GIVEN TASK – Write out the lines below again, replacing "series-line" with "data-line" and changing nothing else.

RECORDS FOR THE TASK –
========

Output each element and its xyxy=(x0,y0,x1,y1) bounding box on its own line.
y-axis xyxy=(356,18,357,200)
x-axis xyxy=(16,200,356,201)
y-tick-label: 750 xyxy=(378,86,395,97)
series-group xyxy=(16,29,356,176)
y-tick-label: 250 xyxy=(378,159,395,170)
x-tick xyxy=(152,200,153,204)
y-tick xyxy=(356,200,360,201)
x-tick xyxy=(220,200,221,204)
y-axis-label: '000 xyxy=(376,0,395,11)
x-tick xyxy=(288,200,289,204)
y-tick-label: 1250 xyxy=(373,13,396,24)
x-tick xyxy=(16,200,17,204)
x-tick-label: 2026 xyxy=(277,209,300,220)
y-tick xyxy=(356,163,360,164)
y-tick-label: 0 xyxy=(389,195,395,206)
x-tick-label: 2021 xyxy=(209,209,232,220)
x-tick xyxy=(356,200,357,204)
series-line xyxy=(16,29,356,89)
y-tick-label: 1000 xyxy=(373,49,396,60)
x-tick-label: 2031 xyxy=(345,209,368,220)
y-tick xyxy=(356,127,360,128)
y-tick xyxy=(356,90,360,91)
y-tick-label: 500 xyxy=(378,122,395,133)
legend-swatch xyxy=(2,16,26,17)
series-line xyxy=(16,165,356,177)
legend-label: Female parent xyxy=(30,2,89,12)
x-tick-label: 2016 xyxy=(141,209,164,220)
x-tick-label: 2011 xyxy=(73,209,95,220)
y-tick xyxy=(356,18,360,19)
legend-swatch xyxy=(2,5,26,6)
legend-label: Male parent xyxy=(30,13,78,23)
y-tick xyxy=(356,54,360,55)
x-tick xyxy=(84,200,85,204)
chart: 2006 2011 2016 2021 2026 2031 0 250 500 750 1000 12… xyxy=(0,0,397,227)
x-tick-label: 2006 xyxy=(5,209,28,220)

========

ANSWER FOR THE TASK –
Output each element and its xyxy=(x0,y0,x1,y1) bounding box on its own line.
y-axis xyxy=(356,18,357,200)
x-axis xyxy=(16,200,356,201)
y-tick-label: 750 xyxy=(378,86,395,97)
series-group xyxy=(16,29,356,176)
y-tick-label: 250 xyxy=(378,159,395,170)
x-tick xyxy=(152,200,153,204)
y-tick xyxy=(356,200,360,201)
x-tick xyxy=(220,200,221,204)
y-axis-label: '000 xyxy=(376,0,395,11)
x-tick xyxy=(288,200,289,204)
y-tick-label: 1250 xyxy=(373,13,396,24)
x-tick xyxy=(16,200,17,204)
x-tick-label: 2026 xyxy=(277,209,300,220)
y-tick xyxy=(356,163,360,164)
y-tick-label: 0 xyxy=(389,195,395,206)
x-tick-label: 2021 xyxy=(209,209,232,220)
x-tick xyxy=(356,200,357,204)
data-line xyxy=(16,29,356,89)
y-tick-label: 1000 xyxy=(373,49,396,60)
x-tick-label: 2031 xyxy=(345,209,368,220)
y-tick xyxy=(356,127,360,128)
y-tick xyxy=(356,90,360,91)
y-tick-label: 500 xyxy=(378,122,395,133)
legend-swatch xyxy=(2,16,26,17)
data-line xyxy=(16,165,356,177)
legend-label: Female parent xyxy=(30,2,89,12)
x-tick-label: 2016 xyxy=(141,209,164,220)
x-tick-label: 2011 xyxy=(73,209,95,220)
y-tick xyxy=(356,18,360,19)
legend-swatch xyxy=(2,5,26,6)
legend-label: Male parent xyxy=(30,13,78,23)
y-tick xyxy=(356,54,360,55)
x-tick xyxy=(84,200,85,204)
chart: 2006 2011 2016 2021 2026 2031 0 250 500 750 1000 12… xyxy=(0,0,397,227)
x-tick-label: 2006 xyxy=(5,209,28,220)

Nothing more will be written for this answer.